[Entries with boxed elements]
▶
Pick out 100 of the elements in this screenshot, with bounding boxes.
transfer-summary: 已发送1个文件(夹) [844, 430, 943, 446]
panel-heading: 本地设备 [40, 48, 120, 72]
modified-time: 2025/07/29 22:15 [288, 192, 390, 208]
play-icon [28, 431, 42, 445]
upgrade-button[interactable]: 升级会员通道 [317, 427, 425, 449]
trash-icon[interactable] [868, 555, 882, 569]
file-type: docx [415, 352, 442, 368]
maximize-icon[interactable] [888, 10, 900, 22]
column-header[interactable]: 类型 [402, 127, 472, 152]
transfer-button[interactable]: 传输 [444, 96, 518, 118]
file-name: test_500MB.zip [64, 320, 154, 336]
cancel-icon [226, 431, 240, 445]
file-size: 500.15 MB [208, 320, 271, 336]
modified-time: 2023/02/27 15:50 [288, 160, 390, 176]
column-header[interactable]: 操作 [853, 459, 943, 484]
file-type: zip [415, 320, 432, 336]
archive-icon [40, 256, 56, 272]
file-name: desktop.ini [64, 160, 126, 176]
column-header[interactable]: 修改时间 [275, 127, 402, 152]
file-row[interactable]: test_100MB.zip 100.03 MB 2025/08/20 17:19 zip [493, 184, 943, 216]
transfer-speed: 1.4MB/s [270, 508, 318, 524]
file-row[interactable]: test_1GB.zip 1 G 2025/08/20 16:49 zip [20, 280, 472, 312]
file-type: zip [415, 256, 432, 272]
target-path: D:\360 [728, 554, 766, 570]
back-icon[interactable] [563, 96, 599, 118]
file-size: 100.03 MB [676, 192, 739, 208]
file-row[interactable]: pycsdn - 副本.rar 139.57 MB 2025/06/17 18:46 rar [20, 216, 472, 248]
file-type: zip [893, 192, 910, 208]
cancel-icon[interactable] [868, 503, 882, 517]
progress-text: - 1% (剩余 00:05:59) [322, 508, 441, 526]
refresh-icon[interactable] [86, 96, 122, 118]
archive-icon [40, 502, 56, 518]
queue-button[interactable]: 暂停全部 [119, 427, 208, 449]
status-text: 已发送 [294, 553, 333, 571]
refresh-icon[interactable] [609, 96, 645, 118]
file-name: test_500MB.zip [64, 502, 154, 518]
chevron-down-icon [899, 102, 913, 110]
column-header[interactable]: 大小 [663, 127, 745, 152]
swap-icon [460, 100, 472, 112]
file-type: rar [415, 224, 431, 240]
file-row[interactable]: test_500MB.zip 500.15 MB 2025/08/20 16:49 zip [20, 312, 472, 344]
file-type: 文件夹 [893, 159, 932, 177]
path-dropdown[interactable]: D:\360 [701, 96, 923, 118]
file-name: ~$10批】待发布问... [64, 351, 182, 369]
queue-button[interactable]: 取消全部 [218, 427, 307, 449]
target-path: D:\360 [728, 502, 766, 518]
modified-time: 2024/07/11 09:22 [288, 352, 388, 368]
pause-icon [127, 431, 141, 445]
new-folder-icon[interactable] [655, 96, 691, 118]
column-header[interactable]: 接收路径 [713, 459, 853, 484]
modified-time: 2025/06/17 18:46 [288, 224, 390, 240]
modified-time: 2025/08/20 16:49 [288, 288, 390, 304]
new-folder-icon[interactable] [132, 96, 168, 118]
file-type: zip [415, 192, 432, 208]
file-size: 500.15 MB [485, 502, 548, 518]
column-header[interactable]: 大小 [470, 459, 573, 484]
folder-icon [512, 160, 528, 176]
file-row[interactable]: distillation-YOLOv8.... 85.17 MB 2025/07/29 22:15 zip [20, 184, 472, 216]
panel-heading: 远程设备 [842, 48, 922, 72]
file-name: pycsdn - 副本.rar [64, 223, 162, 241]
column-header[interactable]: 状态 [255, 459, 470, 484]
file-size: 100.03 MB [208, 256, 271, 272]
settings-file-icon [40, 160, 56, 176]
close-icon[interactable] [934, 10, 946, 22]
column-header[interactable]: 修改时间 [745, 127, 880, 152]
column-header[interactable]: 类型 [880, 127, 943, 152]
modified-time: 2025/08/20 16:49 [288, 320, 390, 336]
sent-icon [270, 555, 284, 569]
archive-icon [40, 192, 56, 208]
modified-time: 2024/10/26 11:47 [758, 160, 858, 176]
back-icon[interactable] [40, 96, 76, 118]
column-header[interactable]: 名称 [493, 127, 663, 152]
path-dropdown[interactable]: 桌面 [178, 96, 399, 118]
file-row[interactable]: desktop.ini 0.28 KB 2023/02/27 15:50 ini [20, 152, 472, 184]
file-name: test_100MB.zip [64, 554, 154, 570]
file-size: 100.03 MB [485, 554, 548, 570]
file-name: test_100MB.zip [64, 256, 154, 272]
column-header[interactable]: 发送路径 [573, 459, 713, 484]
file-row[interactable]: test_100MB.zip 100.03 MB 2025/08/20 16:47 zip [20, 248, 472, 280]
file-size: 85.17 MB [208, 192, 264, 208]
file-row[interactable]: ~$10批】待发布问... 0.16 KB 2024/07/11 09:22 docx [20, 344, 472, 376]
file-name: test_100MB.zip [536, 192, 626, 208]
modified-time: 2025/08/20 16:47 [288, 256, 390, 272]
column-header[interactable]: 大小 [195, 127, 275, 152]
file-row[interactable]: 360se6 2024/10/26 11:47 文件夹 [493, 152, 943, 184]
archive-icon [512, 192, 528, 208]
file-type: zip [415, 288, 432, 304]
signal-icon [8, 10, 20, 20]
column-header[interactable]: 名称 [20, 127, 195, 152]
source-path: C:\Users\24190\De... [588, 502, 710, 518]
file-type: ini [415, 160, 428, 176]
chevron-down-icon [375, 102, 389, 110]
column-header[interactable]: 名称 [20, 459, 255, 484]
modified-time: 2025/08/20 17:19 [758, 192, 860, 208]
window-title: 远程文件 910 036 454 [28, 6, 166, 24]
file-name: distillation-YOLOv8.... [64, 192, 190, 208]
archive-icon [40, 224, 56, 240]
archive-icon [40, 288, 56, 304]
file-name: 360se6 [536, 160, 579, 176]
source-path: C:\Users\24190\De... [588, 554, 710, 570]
◀
WORK INSTRUCTIONS: Reproduce every line of the material above without changing anything.

FINAL ANSWER:
Pick out 100 of the elements in this screenshot, with bounding boxes.
transfer-summary: 已发送1个文件(夹) [844, 430, 943, 446]
panel-heading: 本地设备 [40, 48, 120, 72]
modified-time: 2025/07/29 22:15 [288, 192, 390, 208]
play-icon [28, 431, 42, 445]
upgrade-button[interactable]: 升级会员通道 [317, 427, 425, 449]
trash-icon[interactable] [868, 555, 882, 569]
file-type: docx [415, 352, 442, 368]
maximize-icon[interactable] [888, 10, 900, 22]
column-header[interactable]: 类型 [402, 127, 472, 152]
transfer-button[interactable]: 传输 [444, 96, 518, 118]
file-name: test_500MB.zip [64, 320, 154, 336]
cancel-icon [226, 431, 240, 445]
file-size: 500.15 MB [208, 320, 271, 336]
modified-time: 2023/02/27 15:50 [288, 160, 390, 176]
column-header[interactable]: 操作 [853, 459, 943, 484]
file-type: zip [415, 320, 432, 336]
archive-icon [40, 256, 56, 272]
file-name: desktop.ini [64, 160, 126, 176]
column-header[interactable]: 修改时间 [275, 127, 402, 152]
file-row[interactable]: test_100MB.zip 100.03 MB 2025/08/20 17:19 zip [493, 184, 943, 216]
transfer-speed: 1.4MB/s [270, 508, 318, 524]
file-row[interactable]: test_1GB.zip 1 G 2025/08/20 16:49 zip [20, 280, 472, 312]
file-type: zip [415, 256, 432, 272]
target-path: D:\360 [728, 554, 766, 570]
back-icon[interactable] [563, 96, 599, 118]
file-size: 100.03 MB [676, 192, 739, 208]
file-row[interactable]: pycsdn - 副本.rar 139.57 MB 2025/06/17 18:46 rar [20, 216, 472, 248]
file-type: zip [893, 192, 910, 208]
cancel-icon[interactable] [868, 503, 882, 517]
progress-text: - 1% (剩余 00:05:59) [322, 508, 441, 526]
refresh-icon[interactable] [86, 96, 122, 118]
archive-icon [40, 502, 56, 518]
queue-button[interactable]: 暂停全部 [119, 427, 208, 449]
status-text: 已发送 [294, 553, 333, 571]
refresh-icon[interactable] [609, 96, 645, 118]
file-name: test_500MB.zip [64, 502, 154, 518]
chevron-down-icon [899, 102, 913, 110]
column-header[interactable]: 大小 [663, 127, 745, 152]
swap-icon [460, 100, 472, 112]
file-type: rar [415, 224, 431, 240]
file-row[interactable]: test_500MB.zip 500.15 MB 2025/08/20 16:49 zip [20, 312, 472, 344]
file-type: 文件夹 [893, 159, 932, 177]
path-dropdown[interactable]: D:\360 [701, 96, 923, 118]
file-name: ~$10批】待发布问... [64, 351, 182, 369]
queue-button[interactable]: 取消全部 [218, 427, 307, 449]
target-path: D:\360 [728, 502, 766, 518]
modified-time: 2024/07/11 09:22 [288, 352, 388, 368]
pause-icon [127, 431, 141, 445]
new-folder-icon[interactable] [655, 96, 691, 118]
column-header[interactable]: 接收路径 [713, 459, 853, 484]
modified-time: 2025/06/17 18:46 [288, 224, 390, 240]
modified-time: 2025/08/20 16:49 [288, 288, 390, 304]
new-folder-icon[interactable] [132, 96, 168, 118]
file-type: zip [415, 192, 432, 208]
file-size: 500.15 MB [485, 502, 548, 518]
column-header[interactable]: 大小 [470, 459, 573, 484]
folder-icon [512, 160, 528, 176]
file-row[interactable]: distillation-YOLOv8.... 85.17 MB 2025/07/29 22:15 zip [20, 184, 472, 216]
panel-heading: 远程设备 [842, 48, 922, 72]
file-name: pycsdn - 副本.rar [64, 223, 162, 241]
column-header[interactable]: 状态 [255, 459, 470, 484]
file-size: 100.03 MB [208, 256, 271, 272]
settings-file-icon [40, 160, 56, 176]
close-icon[interactable] [934, 10, 946, 22]
column-header[interactable]: 修改时间 [745, 127, 880, 152]
column-header[interactable]: 类型 [880, 127, 943, 152]
modified-time: 2025/08/20 16:49 [288, 320, 390, 336]
sent-icon [270, 555, 284, 569]
archive-icon [40, 192, 56, 208]
modified-time: 2024/10/26 11:47 [758, 160, 858, 176]
back-icon[interactable] [40, 96, 76, 118]
column-header[interactable]: 名称 [493, 127, 663, 152]
path-dropdown[interactable]: 桌面 [178, 96, 399, 118]
file-row[interactable]: desktop.ini 0.28 KB 2023/02/27 15:50 ini [20, 152, 472, 184]
file-name: test_100MB.zip [64, 554, 154, 570]
file-size: 100.03 MB [485, 554, 548, 570]
file-name: test_100MB.zip [64, 256, 154, 272]
column-header[interactable]: 发送路径 [573, 459, 713, 484]
file-row[interactable]: test_100MB.zip 100.03 MB 2025/08/20 16:47 zip [20, 248, 472, 280]
file-size: 85.17 MB [208, 192, 264, 208]
file-row[interactable]: ~$10批】待发布问... 0.16 KB 2024/07/11 09:22 docx [20, 344, 472, 376]
file-name: test_100MB.zip [536, 192, 626, 208]
modified-time: 2025/08/20 16:47 [288, 256, 390, 272]
column-header[interactable]: 大小 [195, 127, 275, 152]
file-row[interactable]: 360se6 2024/10/26 11:47 文件夹 [493, 152, 943, 184]
archive-icon [512, 192, 528, 208]
file-type: zip [415, 288, 432, 304]
signal-icon [8, 10, 20, 20]
column-header[interactable]: 名称 [20, 127, 195, 152]
source-path: C:\Users\24190\De... [588, 502, 710, 518]
file-type: ini [415, 160, 428, 176]
chevron-down-icon [375, 102, 389, 110]
column-header[interactable]: 名称 [20, 459, 255, 484]
modified-time: 2025/08/20 17:19 [758, 192, 860, 208]
window-title: 远程文件 910 036 454 [28, 6, 166, 24]
file-name: distillation-YOLOv8.... [64, 192, 190, 208]
archive-icon [40, 224, 56, 240]
archive-icon [40, 288, 56, 304]
file-name: 360se6 [536, 160, 579, 176]
source-path: C:\Users\24190\De... [588, 554, 710, 570]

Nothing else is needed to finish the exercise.